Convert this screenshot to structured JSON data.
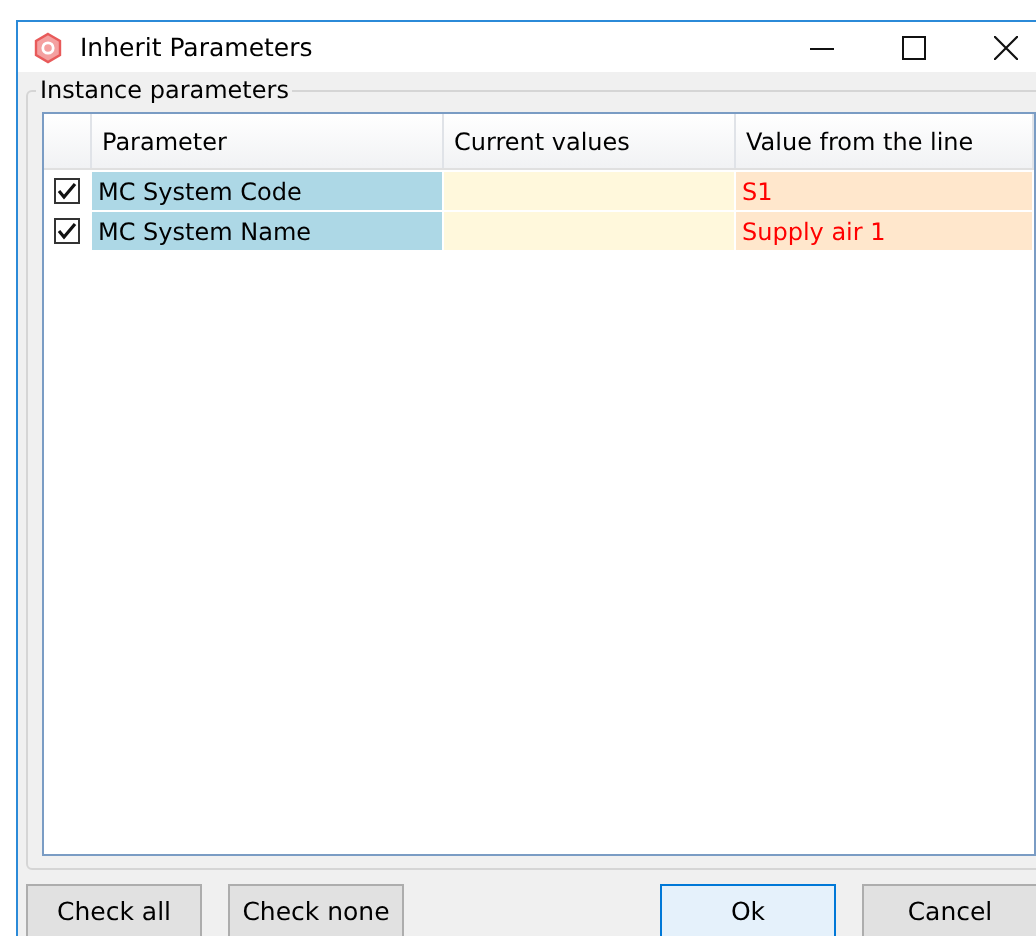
{
  "window": {
    "title": "Inherit Parameters"
  },
  "group": {
    "title": "Instance parameters"
  },
  "table": {
    "columns": [
      "Parameter",
      "Current values",
      "Value from the line"
    ],
    "rows": [
      {
        "checked": true,
        "parameter": "MC System Code",
        "current": "",
        "value": "S1"
      },
      {
        "checked": true,
        "parameter": "MC System Name",
        "current": "",
        "value": "Supply air 1"
      }
    ]
  },
  "buttons": [
    {
      "label": "Check all",
      "kind": "left",
      "focused": false
    },
    {
      "label": "Check none",
      "kind": "left",
      "focused": false
    },
    {
      "label": "Ok",
      "kind": "right",
      "focused": true
    },
    {
      "label": "Cancel",
      "kind": "right",
      "focused": false
    }
  ]
}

+ + +

### [What the exercise asks]
Reproduce the full listing faithfully, but do not carry over any pictures.

### [Solved problem]
Convert this screenshot to structured JSON data.
{
  "window": {
    "title": "Inherit Parameters"
  },
  "group": {
    "title": "Instance parameters"
  },
  "table": {
    "columns": [
      "Parameter",
      "Current values",
      "Value from the line"
    ],
    "rows": [
      {
        "checked": true,
        "parameter": "MC System Code",
        "current": "",
        "value": "S1"
      },
      {
        "checked": true,
        "parameter": "MC System Name",
        "current": "",
        "value": "Supply air 1"
      }
    ]
  },
  "buttons": [
    {
      "label": "Check all",
      "kind": "left",
      "focused": false
    },
    {
      "label": "Check none",
      "kind": "left",
      "focused": false
    },
    {
      "label": "Ok",
      "kind": "right",
      "focused": true
    },
    {
      "label": "Cancel",
      "kind": "right",
      "focused": false
    }
  ]
}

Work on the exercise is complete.